Dataset excerpts =

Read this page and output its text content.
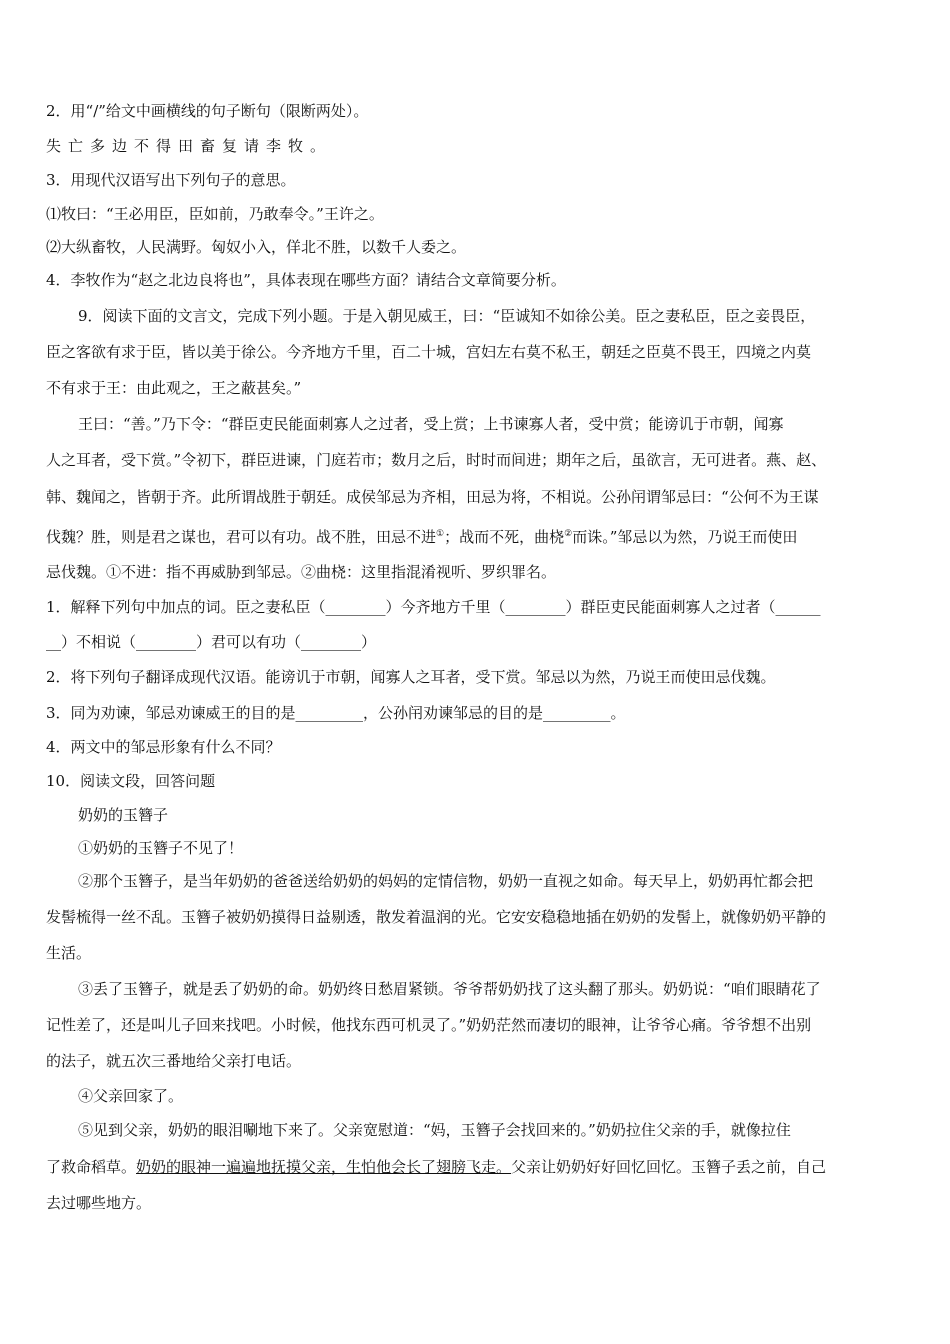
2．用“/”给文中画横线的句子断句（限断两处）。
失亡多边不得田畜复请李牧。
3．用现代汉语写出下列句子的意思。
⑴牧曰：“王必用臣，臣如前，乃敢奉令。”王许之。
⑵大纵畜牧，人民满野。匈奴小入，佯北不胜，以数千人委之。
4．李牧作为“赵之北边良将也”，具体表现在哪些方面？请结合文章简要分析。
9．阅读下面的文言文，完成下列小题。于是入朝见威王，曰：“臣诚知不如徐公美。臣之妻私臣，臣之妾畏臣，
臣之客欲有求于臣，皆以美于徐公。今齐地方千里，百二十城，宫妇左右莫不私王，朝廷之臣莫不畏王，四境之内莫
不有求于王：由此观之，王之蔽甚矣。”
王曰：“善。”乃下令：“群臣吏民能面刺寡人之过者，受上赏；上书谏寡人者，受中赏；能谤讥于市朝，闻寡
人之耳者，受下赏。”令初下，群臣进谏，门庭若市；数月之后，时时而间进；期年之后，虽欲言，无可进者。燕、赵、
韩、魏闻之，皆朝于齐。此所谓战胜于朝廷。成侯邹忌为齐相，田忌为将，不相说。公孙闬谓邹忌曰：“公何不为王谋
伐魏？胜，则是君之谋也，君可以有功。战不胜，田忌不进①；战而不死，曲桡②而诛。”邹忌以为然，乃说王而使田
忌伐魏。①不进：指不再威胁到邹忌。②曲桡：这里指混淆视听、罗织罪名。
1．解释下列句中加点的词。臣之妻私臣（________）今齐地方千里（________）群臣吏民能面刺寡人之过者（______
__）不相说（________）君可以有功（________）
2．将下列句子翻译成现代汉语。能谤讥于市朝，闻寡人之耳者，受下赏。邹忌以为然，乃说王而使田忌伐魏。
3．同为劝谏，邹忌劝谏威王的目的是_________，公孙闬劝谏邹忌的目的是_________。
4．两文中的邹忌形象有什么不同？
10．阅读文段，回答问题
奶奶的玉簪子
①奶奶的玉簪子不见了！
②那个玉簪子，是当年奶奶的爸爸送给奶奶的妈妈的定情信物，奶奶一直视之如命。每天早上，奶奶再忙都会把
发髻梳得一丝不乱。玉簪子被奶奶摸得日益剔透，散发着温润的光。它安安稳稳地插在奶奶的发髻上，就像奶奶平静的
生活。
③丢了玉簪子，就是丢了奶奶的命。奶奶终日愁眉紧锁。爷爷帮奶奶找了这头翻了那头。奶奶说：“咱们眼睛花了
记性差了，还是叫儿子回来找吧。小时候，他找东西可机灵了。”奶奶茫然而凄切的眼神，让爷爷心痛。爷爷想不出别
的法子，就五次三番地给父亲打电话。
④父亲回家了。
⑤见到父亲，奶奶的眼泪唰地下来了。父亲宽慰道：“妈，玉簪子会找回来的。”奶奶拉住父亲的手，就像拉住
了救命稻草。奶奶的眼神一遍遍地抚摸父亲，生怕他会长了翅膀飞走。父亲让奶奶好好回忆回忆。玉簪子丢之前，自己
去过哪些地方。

...

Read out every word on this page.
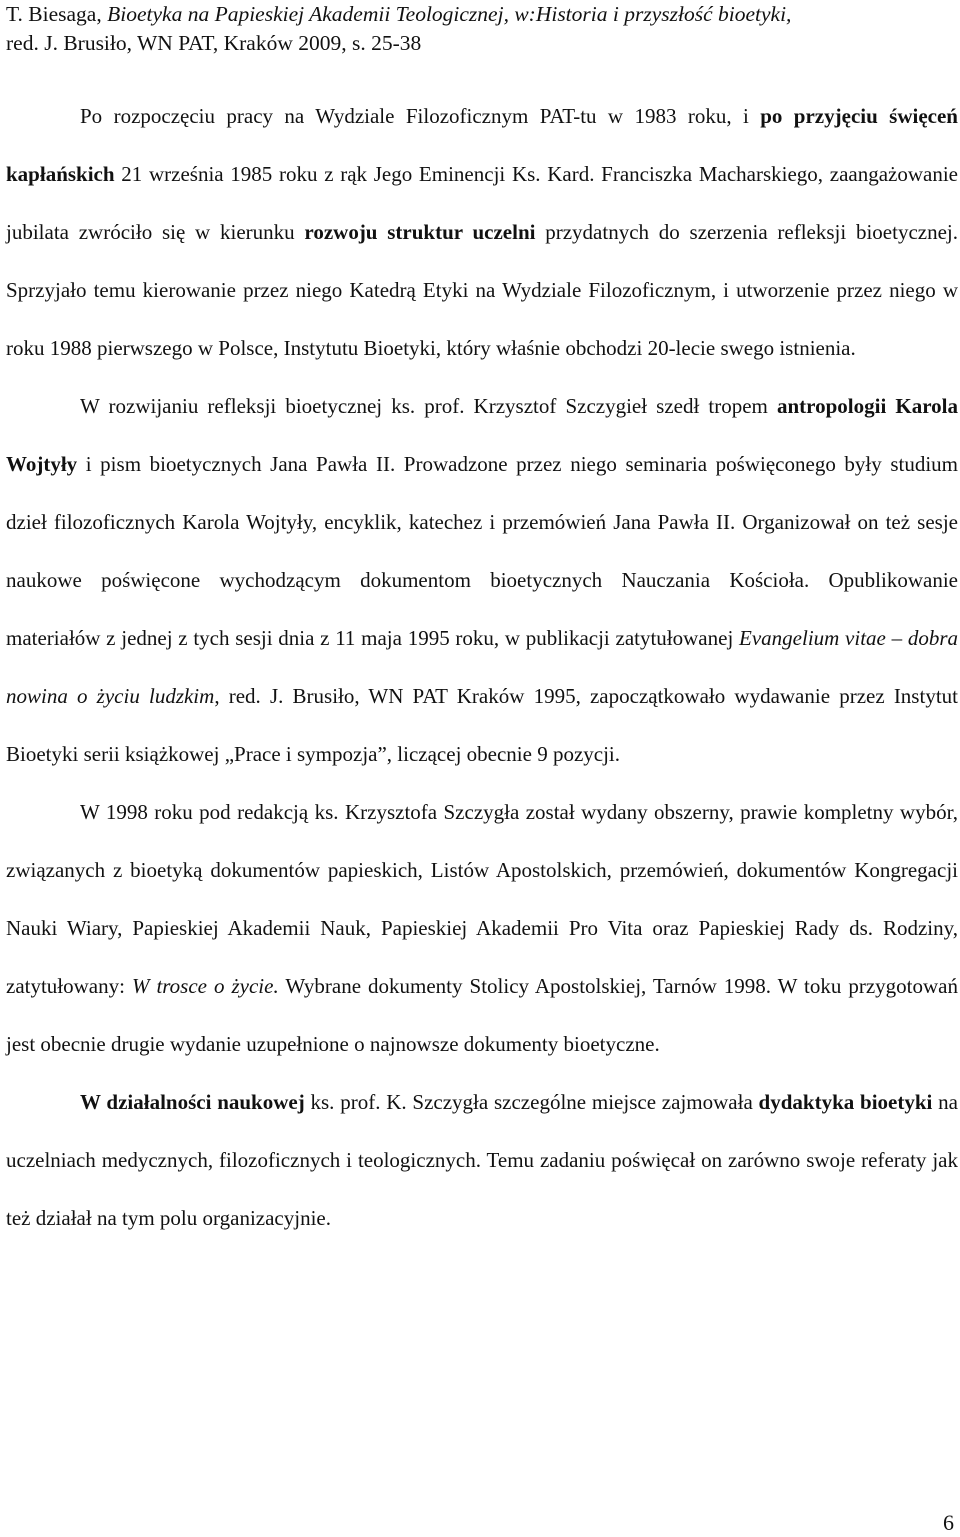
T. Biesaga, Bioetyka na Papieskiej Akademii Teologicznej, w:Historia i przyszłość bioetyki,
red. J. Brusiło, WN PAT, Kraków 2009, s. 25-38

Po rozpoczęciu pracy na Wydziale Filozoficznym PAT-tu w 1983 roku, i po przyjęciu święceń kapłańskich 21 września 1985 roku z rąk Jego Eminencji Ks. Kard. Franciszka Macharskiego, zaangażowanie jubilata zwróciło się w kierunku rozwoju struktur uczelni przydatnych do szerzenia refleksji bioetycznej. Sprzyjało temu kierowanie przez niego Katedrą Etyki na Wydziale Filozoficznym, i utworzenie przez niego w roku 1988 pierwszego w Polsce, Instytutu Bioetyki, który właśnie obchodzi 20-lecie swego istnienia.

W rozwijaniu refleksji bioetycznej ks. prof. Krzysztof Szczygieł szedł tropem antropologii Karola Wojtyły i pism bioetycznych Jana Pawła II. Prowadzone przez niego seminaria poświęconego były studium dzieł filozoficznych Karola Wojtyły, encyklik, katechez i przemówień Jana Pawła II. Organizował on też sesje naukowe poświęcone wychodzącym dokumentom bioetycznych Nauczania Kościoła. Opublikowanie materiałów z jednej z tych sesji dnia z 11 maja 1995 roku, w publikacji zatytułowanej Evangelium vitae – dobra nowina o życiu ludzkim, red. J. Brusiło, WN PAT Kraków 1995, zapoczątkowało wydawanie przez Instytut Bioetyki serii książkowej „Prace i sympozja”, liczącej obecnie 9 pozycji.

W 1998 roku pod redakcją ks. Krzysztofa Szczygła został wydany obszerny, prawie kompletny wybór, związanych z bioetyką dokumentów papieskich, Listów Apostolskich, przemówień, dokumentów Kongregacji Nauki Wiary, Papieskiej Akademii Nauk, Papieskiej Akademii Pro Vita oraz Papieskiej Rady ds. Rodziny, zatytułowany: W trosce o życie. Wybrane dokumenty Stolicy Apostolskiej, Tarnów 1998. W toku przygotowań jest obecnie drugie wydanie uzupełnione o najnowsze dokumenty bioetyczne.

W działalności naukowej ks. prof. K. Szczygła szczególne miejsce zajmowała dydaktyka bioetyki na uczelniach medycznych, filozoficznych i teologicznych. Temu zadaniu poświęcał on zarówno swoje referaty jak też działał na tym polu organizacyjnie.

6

--

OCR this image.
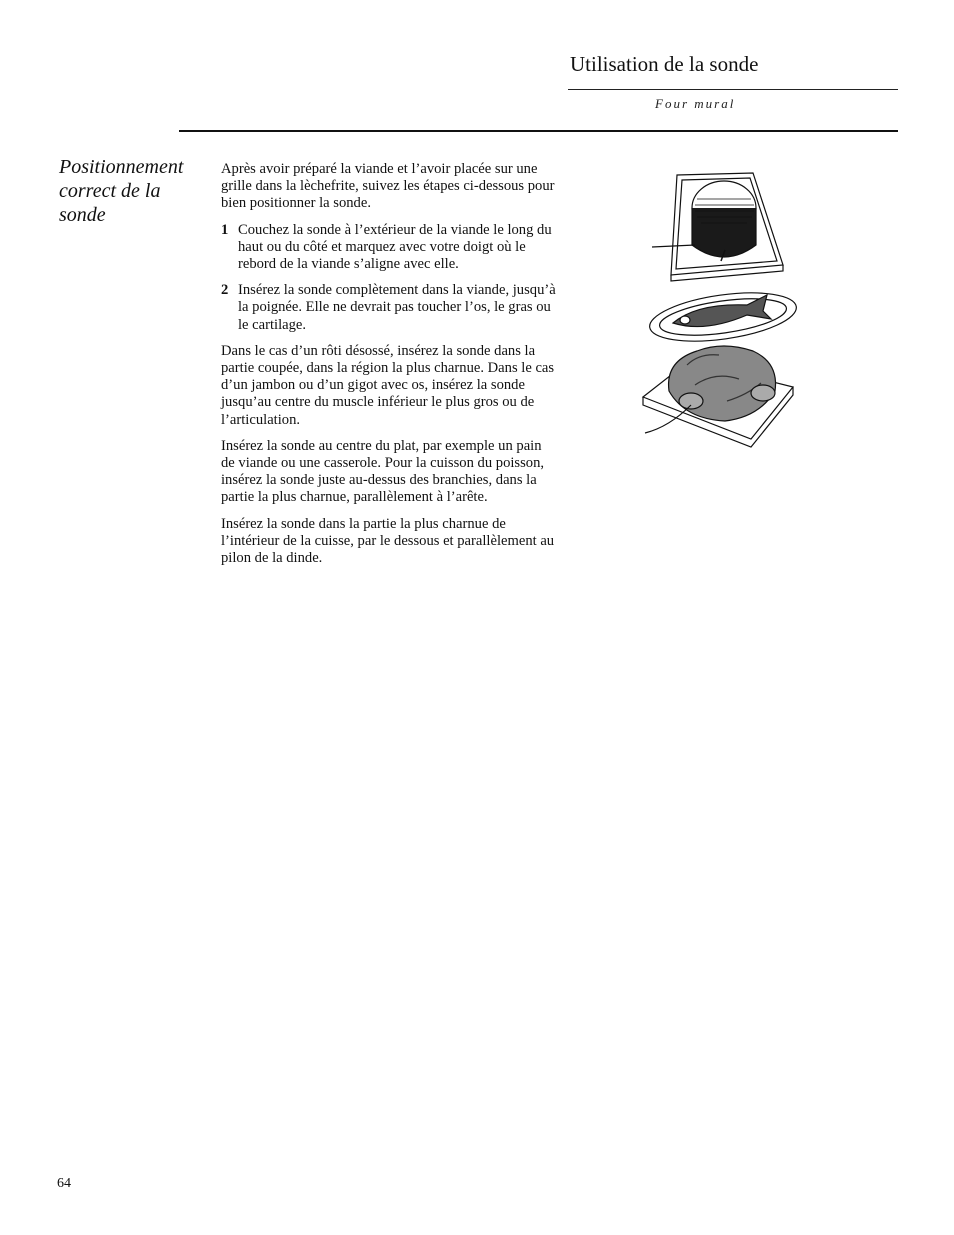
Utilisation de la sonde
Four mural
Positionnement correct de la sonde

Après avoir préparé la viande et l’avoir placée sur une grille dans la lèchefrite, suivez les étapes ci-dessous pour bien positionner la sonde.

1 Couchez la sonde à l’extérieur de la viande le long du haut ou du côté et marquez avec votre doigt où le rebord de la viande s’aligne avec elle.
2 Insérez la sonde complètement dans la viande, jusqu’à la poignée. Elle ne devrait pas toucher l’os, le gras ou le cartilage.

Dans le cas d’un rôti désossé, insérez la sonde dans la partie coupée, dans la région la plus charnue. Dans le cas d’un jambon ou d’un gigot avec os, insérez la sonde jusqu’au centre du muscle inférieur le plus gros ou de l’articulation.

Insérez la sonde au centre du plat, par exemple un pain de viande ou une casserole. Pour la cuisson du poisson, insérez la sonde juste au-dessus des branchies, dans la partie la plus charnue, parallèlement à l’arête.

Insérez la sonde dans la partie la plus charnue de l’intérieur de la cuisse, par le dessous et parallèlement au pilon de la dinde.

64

What is asked = Give only the count of lines in this material that contain the string "page".

Full solution = 2